• Short task
Please retype the records below exactly, leaving out any pictures.

• Information given
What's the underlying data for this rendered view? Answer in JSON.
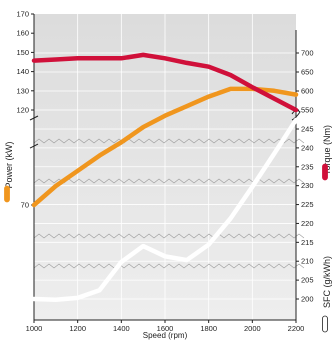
{
  "chart_data": {
    "type": "line",
    "xlabel": "Speed (rpm)",
    "x_ticks": [
      1000,
      1200,
      1400,
      1600,
      1800,
      2000,
      2200
    ],
    "xlim": [
      1000,
      2200
    ],
    "left_axis": {
      "label": "Power (kW)",
      "lower_ticks": [
        70
      ],
      "upper_ticks": [
        120,
        130,
        140,
        150,
        160,
        170
      ],
      "break_between": [
        70,
        120
      ]
    },
    "right_axis": {
      "upper_label": "Torque (Nm)",
      "upper_ticks": [
        550,
        600,
        650,
        700
      ],
      "lower_label": "SFC (g/kWh)",
      "lower_ticks": [
        200,
        205,
        210,
        215,
        220,
        225,
        230,
        235,
        240,
        245
      ]
    },
    "series": [
      {
        "name": "Power (kW)",
        "axis": "left",
        "color": "#f0961e",
        "x": [
          1000,
          1100,
          1200,
          1300,
          1400,
          1500,
          1600,
          1700,
          1800,
          1900,
          2000,
          2100,
          2200
        ],
        "values": [
          70,
          80,
          88,
          96,
          103,
          111,
          117,
          122,
          127,
          131,
          131,
          130,
          128
        ]
      },
      {
        "name": "Torque (Nm)",
        "axis": "right-upper",
        "color": "#d0103a",
        "x": [
          1000,
          1100,
          1200,
          1300,
          1400,
          1500,
          1600,
          1700,
          1800,
          1900,
          2000,
          2100,
          2200
        ],
        "values": [
          680,
          683,
          686,
          686,
          686,
          695,
          686,
          674,
          664,
          642,
          610,
          580,
          550
        ]
      },
      {
        "name": "SFC (g/kWh)",
        "axis": "right-lower",
        "color": "#ffffff",
        "x": [
          1000,
          1100,
          1200,
          1300,
          1400,
          1500,
          1600,
          1700,
          1800,
          1900,
          2000,
          2100,
          2200
        ],
        "values": [
          200,
          199.8,
          200.3,
          202.3,
          209.8,
          214,
          211.3,
          210.3,
          214.4,
          221.3,
          229.7,
          238.5,
          247.4
        ]
      }
    ],
    "grid": true,
    "background": "gradient-gray"
  }
}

• Full response
What's the underlying data for this rendered view? Answer in JSON.
{
  "chart_data": {
    "type": "line",
    "xlabel": "Speed (rpm)",
    "x_ticks": [
      1000,
      1200,
      1400,
      1600,
      1800,
      2000,
      2200
    ],
    "xlim": [
      1000,
      2200
    ],
    "left_axis": {
      "label": "Power (kW)",
      "lower_ticks": [
        70
      ],
      "upper_ticks": [
        120,
        130,
        140,
        150,
        160,
        170
      ],
      "break_between": [
        70,
        120
      ]
    },
    "right_axis": {
      "upper_label": "Torque (Nm)",
      "upper_ticks": [
        550,
        600,
        650,
        700
      ],
      "lower_label": "SFC (g/kWh)",
      "lower_ticks": [
        200,
        205,
        210,
        215,
        220,
        225,
        230,
        235,
        240,
        245
      ]
    },
    "series": [
      {
        "name": "Power (kW)",
        "axis": "left",
        "color": "#f0961e",
        "x": [
          1000,
          1100,
          1200,
          1300,
          1400,
          1500,
          1600,
          1700,
          1800,
          1900,
          2000,
          2100,
          2200
        ],
        "values": [
          70,
          80,
          88,
          96,
          103,
          111,
          117,
          122,
          127,
          131,
          131,
          130,
          128
        ]
      },
      {
        "name": "Torque (Nm)",
        "axis": "right-upper",
        "color": "#d0103a",
        "x": [
          1000,
          1100,
          1200,
          1300,
          1400,
          1500,
          1600,
          1700,
          1800,
          1900,
          2000,
          2100,
          2200
        ],
        "values": [
          680,
          683,
          686,
          686,
          686,
          695,
          686,
          674,
          664,
          642,
          610,
          580,
          550
        ]
      },
      {
        "name": "SFC (g/kWh)",
        "axis": "right-lower",
        "color": "#ffffff",
        "x": [
          1000,
          1100,
          1200,
          1300,
          1400,
          1500,
          1600,
          1700,
          1800,
          1900,
          2000,
          2100,
          2200
        ],
        "values": [
          200,
          199.8,
          200.3,
          202.3,
          209.8,
          214,
          211.3,
          210.3,
          214.4,
          221.3,
          229.7,
          238.5,
          247.4
        ]
      }
    ],
    "grid": true,
    "background": "gradient-gray"
  }
}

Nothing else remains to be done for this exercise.